Problem to solve => Your task is to give the listing below back word for word, pictures excluded.

Collected data entries =>
========================================================================
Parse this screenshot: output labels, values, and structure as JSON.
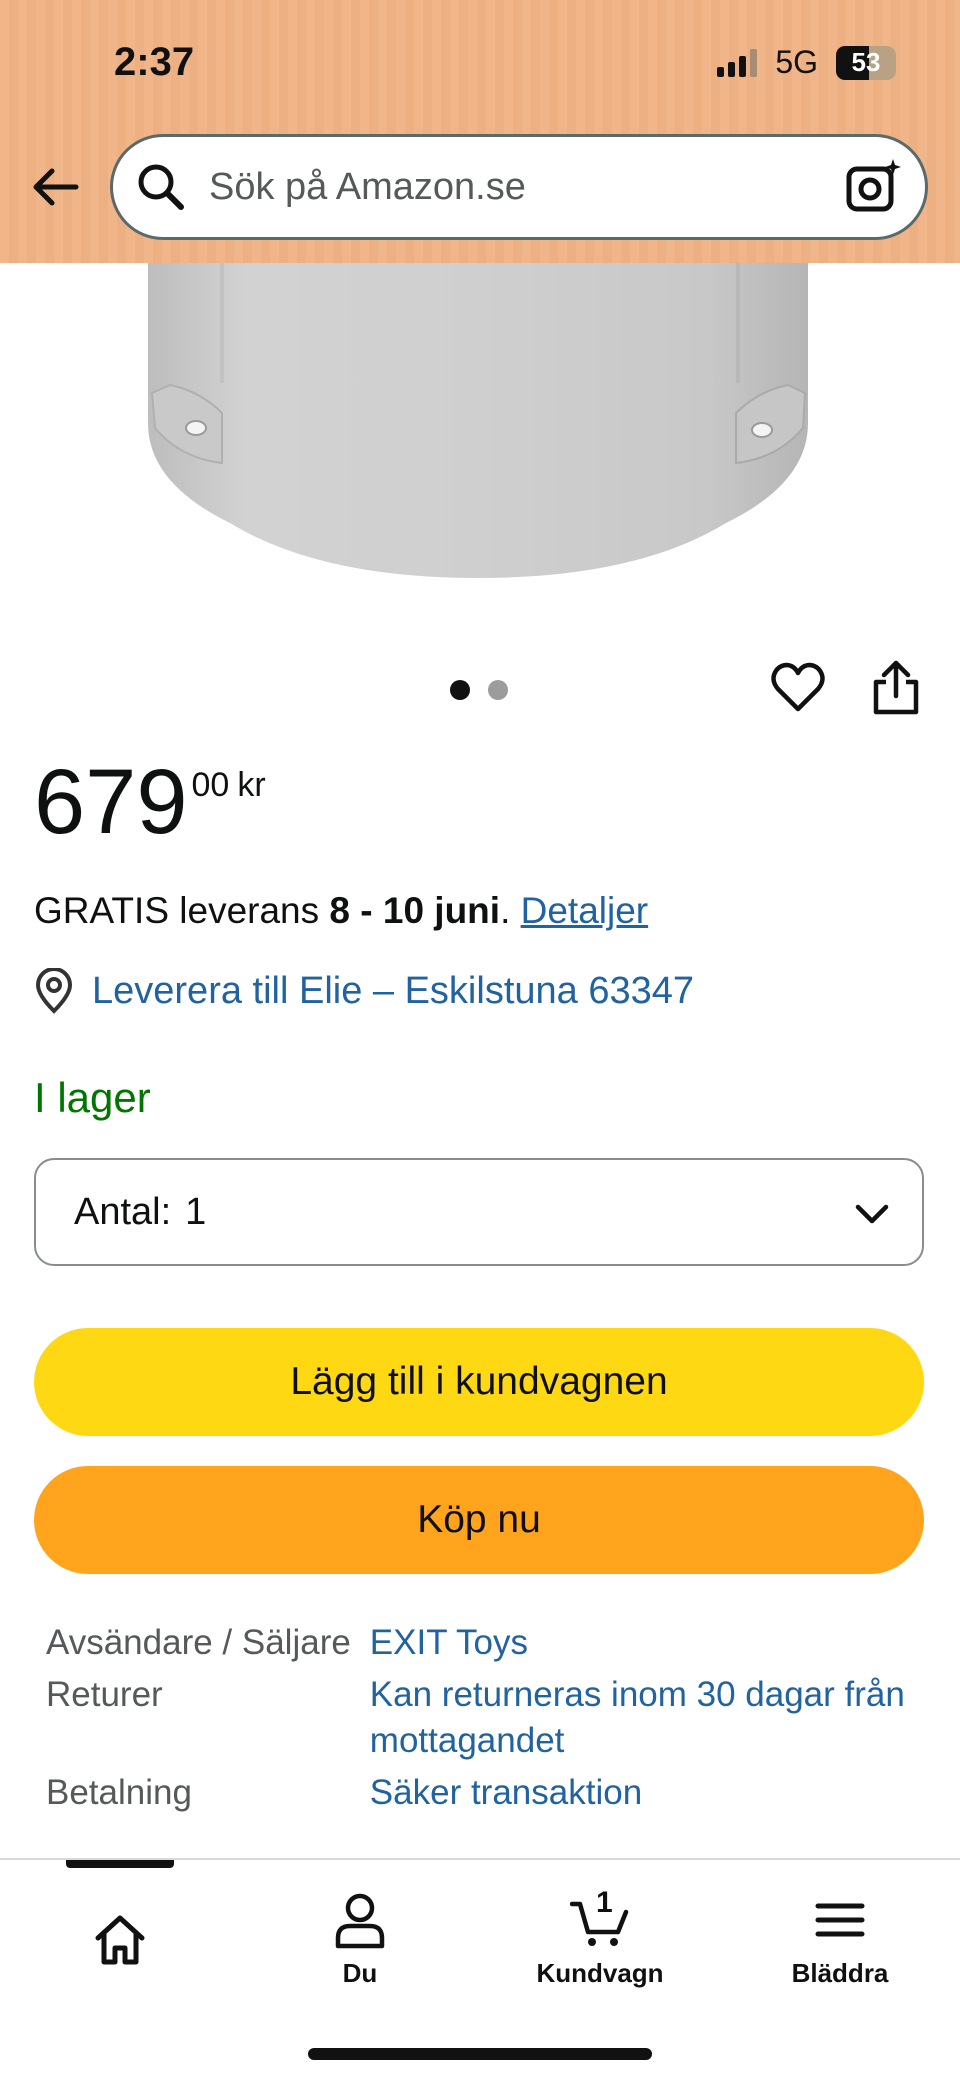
{
  "status_bar": {
    "time": "2:37",
    "network": "5G",
    "battery": "53"
  },
  "search": {
    "placeholder": "Sök på Amazon.se"
  },
  "product": {
    "price_whole": "679",
    "price_fraction": "00",
    "currency": "kr",
    "delivery_prefix": "GRATIS leverans",
    "delivery_dates": "8 - 10 juni",
    "delivery_details_link": "Detaljer",
    "deliver_to": "Leverera till Elie – Eskilstuna 63347",
    "stock_status": "I lager",
    "carousel_pages": 2,
    "carousel_active": 1
  },
  "quantity": {
    "label": "Antal:",
    "value": "1"
  },
  "buttons": {
    "add_to_cart": "Lägg till i kundvagnen",
    "buy_now": "Köp nu"
  },
  "info_rows": [
    {
      "key": "Avsändare / Säljare",
      "value": "EXIT Toys"
    },
    {
      "key": "Returer",
      "value": "Kan returneras inom 30 dagar från mottagandet"
    },
    {
      "key": "Betalning",
      "value": "Säker transaktion"
    }
  ],
  "bottom_nav": {
    "items": [
      {
        "label": "",
        "icon": "home-icon"
      },
      {
        "label": "Du",
        "icon": "user-icon"
      },
      {
        "label": "Kundvagn",
        "icon": "cart-icon",
        "badge": "1"
      },
      {
        "label": "Bläddra",
        "icon": "menu-icon"
      }
    ]
  },
  "colors": {
    "header_bg": "#f0b588",
    "link": "#2162a1",
    "in_stock": "#007600",
    "cart_button": "#ffd814",
    "buy_button": "#ffa41c"
  }
}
========================================================================
In response =>
Parse this screenshot: output labels, values, and structure as JSON.
{
  "status_bar": {
    "time": "2:37",
    "network": "5G",
    "battery": "53"
  },
  "search": {
    "placeholder": "Sök på Amazon.se"
  },
  "product": {
    "price_whole": "679",
    "price_fraction": "00",
    "currency": "kr",
    "delivery_prefix": "GRATIS leverans",
    "delivery_dates": "8 - 10 juni",
    "delivery_details_link": "Detaljer",
    "deliver_to": "Leverera till Elie – Eskilstuna 63347",
    "stock_status": "I lager",
    "carousel_pages": 2,
    "carousel_active": 1
  },
  "quantity": {
    "label": "Antal:",
    "value": "1"
  },
  "buttons": {
    "add_to_cart": "Lägg till i kundvagnen",
    "buy_now": "Köp nu"
  },
  "info_rows": [
    {
      "key": "Avsändare / Säljare",
      "value": "EXIT Toys"
    },
    {
      "key": "Returer",
      "value": "Kan returneras inom 30 dagar från mottagandet"
    },
    {
      "key": "Betalning",
      "value": "Säker transaktion"
    }
  ],
  "bottom_nav": {
    "items": [
      {
        "label": "",
        "icon": "home-icon"
      },
      {
        "label": "Du",
        "icon": "user-icon"
      },
      {
        "label": "Kundvagn",
        "icon": "cart-icon",
        "badge": "1"
      },
      {
        "label": "Bläddra",
        "icon": "menu-icon"
      }
    ]
  },
  "colors": {
    "header_bg": "#f0b588",
    "link": "#2162a1",
    "in_stock": "#007600",
    "cart_button": "#ffd814",
    "buy_button": "#ffa41c"
  }
}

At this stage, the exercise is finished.